>> start EXTRACTED INFORMATION

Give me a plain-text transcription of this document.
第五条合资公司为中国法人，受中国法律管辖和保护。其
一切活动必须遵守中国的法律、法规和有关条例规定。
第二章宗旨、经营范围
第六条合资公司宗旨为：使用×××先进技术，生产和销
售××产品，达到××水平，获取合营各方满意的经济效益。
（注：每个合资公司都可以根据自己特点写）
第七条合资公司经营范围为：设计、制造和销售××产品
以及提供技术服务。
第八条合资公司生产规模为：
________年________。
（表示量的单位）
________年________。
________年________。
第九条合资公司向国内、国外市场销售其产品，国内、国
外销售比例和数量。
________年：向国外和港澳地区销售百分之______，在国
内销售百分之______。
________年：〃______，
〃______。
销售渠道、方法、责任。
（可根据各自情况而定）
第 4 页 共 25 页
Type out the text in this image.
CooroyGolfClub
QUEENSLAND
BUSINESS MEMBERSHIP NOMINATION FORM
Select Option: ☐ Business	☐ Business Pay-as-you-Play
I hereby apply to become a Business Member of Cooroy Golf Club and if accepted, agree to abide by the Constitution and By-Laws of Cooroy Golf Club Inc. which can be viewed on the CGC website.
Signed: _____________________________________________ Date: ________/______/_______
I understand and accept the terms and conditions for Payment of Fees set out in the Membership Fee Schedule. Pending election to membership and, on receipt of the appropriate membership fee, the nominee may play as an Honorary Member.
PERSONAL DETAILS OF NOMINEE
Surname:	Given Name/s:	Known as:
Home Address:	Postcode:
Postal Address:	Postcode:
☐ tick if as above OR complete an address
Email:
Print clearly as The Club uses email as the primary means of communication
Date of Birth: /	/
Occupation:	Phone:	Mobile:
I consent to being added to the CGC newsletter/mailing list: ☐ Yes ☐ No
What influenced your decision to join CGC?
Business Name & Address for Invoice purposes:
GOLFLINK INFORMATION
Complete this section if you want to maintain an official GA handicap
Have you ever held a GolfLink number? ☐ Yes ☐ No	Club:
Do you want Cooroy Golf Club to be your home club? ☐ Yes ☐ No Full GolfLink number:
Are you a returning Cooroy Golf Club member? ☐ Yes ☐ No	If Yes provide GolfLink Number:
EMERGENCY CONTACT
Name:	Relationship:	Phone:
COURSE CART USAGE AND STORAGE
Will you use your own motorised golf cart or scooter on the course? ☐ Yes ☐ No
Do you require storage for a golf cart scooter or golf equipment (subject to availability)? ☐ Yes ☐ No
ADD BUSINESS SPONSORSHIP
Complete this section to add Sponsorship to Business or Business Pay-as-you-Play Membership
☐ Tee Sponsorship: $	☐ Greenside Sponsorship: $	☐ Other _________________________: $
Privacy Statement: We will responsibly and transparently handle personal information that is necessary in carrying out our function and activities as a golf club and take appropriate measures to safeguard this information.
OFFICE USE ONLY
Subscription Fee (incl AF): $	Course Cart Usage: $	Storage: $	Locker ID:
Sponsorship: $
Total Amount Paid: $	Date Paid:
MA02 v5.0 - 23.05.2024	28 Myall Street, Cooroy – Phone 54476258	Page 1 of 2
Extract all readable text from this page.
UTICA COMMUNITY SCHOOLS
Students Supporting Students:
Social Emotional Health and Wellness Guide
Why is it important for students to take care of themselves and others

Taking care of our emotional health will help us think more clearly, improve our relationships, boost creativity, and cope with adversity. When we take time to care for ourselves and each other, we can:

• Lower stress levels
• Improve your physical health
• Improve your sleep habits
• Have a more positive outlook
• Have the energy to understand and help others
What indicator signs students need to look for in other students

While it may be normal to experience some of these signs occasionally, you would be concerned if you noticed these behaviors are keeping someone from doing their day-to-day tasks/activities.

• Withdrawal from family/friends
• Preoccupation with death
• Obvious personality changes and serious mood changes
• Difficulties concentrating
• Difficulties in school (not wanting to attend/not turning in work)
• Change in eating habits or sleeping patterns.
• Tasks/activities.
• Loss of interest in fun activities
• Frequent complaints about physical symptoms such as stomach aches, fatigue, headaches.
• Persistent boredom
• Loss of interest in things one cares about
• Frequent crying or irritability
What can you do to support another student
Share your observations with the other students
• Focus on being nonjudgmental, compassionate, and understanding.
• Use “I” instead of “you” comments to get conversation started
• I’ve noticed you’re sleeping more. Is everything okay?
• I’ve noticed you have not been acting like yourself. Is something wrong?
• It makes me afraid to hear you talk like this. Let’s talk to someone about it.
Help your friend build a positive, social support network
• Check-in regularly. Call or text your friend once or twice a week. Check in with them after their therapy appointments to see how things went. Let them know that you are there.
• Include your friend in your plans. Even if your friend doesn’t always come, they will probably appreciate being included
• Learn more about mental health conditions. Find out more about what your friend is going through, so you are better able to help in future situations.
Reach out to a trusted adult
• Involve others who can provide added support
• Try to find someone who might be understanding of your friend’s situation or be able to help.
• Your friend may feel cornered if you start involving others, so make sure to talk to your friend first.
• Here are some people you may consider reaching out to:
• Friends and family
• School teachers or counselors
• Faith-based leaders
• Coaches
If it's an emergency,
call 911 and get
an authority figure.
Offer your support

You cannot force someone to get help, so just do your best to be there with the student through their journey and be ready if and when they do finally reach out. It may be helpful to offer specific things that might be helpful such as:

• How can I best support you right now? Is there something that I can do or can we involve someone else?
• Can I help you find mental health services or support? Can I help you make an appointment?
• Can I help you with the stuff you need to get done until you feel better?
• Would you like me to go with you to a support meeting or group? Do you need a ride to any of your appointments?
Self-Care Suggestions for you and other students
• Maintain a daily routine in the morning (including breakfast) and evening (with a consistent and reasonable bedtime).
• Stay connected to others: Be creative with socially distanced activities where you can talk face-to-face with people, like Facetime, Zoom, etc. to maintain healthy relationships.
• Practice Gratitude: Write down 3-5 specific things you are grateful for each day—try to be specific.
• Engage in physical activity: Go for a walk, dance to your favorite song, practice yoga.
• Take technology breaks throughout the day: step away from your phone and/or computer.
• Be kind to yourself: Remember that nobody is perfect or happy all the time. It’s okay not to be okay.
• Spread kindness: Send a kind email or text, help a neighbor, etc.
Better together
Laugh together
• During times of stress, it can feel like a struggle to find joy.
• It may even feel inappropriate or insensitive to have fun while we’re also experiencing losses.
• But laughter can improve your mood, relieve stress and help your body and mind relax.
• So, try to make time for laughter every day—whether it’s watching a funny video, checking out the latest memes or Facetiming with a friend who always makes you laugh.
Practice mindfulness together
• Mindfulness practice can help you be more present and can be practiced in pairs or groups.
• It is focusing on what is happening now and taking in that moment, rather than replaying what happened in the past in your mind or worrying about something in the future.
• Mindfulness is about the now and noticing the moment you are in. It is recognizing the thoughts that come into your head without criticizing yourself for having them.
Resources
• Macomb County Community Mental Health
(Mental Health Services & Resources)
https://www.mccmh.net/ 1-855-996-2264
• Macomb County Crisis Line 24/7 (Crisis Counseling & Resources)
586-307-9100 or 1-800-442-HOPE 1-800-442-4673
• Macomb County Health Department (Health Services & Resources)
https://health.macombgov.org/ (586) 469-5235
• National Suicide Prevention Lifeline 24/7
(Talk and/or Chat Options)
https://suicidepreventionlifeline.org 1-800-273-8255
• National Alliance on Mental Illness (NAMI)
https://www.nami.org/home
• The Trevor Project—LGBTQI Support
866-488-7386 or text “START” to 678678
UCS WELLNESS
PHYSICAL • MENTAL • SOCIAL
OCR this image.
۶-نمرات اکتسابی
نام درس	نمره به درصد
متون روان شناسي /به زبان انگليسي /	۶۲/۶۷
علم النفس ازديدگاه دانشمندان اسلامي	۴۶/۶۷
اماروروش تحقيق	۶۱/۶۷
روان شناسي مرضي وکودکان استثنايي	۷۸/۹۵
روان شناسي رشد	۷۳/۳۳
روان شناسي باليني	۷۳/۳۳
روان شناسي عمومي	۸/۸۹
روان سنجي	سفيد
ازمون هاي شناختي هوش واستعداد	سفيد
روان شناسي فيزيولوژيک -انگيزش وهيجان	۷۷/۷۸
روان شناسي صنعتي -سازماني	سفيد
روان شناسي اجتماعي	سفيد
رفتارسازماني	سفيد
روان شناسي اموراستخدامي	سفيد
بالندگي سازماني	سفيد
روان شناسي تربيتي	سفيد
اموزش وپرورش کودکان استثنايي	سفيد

>> end EXTRACTED INFORMATION

__WHAT TO PRODUCE__:
Print nothing but the lines from the line with "OCR this image." to the last line of the records above. Both of those lines count.

__EXERCISE OUTPUT__:
OCR this image.
۶-نمرات اکتسابی
نام درس	نمره به درصد
متون روان شناسي /به زبان انگليسي /	۶۲/۶۷
علم النفس ازديدگاه دانشمندان اسلامي	۴۶/۶۷
اماروروش تحقيق	۶۱/۶۷
روان شناسي مرضي وکودکان استثنايي	۷۸/۹۵
روان شناسي رشد	۷۳/۳۳
روان شناسي باليني	۷۳/۳۳
روان شناسي عمومي	۸/۸۹
روان سنجي	سفيد
ازمون هاي شناختي هوش واستعداد	سفيد
روان شناسي فيزيولوژيک -انگيزش وهيجان	۷۷/۷۸
روان شناسي صنعتي -سازماني	سفيد
روان شناسي اجتماعي	سفيد
رفتارسازماني	سفيد
روان شناسي اموراستخدامي	سفيد
بالندگي سازماني	سفيد
روان شناسي تربيتي	سفيد
اموزش وپرورش کودکان استثنايي	سفيد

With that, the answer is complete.